___ Data

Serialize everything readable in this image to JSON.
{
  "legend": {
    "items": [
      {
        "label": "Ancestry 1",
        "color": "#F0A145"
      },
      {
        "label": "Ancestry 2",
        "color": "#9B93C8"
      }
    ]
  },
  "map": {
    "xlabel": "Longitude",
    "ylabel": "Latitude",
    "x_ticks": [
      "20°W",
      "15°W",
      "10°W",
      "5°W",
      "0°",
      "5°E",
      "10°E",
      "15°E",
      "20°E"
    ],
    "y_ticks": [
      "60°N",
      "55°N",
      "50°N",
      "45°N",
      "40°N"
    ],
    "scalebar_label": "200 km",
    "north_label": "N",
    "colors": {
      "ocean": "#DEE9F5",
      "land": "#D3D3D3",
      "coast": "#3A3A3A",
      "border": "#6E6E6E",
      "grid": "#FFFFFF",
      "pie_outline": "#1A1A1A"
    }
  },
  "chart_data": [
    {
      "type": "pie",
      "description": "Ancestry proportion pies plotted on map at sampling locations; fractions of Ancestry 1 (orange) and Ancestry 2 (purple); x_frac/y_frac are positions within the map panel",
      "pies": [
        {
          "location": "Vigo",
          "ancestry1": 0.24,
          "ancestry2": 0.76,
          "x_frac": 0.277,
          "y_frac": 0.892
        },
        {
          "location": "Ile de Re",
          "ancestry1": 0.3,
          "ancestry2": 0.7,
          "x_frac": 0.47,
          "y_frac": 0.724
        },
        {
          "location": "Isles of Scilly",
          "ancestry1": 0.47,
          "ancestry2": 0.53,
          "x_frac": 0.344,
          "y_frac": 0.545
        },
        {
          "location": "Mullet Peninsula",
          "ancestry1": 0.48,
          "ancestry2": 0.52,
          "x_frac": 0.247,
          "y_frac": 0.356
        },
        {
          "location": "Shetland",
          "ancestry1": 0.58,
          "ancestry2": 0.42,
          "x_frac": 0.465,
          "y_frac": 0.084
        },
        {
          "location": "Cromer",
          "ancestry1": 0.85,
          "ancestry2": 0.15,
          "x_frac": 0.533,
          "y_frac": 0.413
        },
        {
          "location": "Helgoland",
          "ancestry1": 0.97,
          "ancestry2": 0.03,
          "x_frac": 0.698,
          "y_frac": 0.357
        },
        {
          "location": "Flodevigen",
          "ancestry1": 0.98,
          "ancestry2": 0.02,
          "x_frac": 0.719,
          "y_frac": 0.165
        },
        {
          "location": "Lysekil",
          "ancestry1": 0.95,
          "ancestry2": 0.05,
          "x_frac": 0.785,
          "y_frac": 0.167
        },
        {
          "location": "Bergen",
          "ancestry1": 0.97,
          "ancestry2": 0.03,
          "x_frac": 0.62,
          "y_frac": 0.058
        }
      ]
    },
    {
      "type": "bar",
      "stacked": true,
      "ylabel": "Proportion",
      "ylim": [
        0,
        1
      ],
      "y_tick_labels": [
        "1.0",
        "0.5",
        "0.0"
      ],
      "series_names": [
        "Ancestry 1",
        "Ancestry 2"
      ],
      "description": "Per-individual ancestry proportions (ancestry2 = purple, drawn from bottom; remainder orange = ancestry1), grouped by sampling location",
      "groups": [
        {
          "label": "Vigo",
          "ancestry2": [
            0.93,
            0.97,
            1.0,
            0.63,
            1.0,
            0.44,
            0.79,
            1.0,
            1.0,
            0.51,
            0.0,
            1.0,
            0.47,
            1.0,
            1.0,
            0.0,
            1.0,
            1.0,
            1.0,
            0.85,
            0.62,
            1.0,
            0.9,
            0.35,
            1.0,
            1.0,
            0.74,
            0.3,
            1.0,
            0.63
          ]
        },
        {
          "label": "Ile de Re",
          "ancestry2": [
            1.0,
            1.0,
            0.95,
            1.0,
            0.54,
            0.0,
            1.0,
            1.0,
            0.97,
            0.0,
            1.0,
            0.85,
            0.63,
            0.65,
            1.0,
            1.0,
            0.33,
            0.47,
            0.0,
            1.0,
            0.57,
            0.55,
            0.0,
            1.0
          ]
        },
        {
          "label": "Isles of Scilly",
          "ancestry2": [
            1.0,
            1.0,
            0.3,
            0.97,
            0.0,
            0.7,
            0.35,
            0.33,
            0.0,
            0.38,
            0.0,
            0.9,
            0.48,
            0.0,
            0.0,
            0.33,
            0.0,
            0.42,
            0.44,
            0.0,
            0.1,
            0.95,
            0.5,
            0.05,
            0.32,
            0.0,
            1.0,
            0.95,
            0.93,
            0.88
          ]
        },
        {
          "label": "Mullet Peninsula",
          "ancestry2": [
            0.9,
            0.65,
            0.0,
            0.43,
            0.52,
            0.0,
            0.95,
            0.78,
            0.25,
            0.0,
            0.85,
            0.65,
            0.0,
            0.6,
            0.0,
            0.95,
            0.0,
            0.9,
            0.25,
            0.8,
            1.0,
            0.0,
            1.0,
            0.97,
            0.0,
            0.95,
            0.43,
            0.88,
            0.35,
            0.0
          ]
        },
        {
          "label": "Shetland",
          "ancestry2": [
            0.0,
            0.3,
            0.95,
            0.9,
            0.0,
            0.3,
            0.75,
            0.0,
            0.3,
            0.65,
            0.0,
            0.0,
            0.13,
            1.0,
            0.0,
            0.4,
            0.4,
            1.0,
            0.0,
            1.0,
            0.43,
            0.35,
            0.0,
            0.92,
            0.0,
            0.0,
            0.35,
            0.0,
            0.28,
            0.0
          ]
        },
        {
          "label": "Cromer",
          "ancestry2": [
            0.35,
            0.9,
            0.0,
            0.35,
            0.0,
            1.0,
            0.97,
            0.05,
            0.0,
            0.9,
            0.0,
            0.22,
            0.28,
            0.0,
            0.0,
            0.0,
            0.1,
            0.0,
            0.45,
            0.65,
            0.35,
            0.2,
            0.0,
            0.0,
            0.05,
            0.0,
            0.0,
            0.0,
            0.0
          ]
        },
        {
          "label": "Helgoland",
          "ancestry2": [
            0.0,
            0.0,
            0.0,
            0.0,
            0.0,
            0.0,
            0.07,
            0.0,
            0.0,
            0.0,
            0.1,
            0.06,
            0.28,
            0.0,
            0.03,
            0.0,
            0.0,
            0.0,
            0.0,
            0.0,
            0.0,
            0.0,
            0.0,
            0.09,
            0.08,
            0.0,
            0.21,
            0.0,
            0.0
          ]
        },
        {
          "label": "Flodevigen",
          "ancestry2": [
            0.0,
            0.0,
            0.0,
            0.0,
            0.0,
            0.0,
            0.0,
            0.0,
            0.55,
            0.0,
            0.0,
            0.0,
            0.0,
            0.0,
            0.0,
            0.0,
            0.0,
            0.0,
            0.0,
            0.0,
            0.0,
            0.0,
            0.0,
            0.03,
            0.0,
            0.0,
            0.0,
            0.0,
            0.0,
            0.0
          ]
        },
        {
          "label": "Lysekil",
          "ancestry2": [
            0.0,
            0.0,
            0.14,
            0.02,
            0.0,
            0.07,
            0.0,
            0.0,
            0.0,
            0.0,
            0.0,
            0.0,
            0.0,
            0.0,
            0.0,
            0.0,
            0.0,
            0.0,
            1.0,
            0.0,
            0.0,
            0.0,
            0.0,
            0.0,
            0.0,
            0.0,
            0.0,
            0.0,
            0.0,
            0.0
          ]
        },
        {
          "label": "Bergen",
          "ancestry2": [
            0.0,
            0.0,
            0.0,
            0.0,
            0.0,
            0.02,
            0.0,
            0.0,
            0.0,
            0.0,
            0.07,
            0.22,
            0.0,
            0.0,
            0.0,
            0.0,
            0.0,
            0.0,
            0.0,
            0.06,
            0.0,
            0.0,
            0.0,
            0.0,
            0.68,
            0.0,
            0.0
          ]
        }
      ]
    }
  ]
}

______

_Problem to solve:_ From the records given above, copy all lines containing "Scilly".

_The reply:_
          "location": "Isles of Scilly",
          "label": "Isles of Scilly",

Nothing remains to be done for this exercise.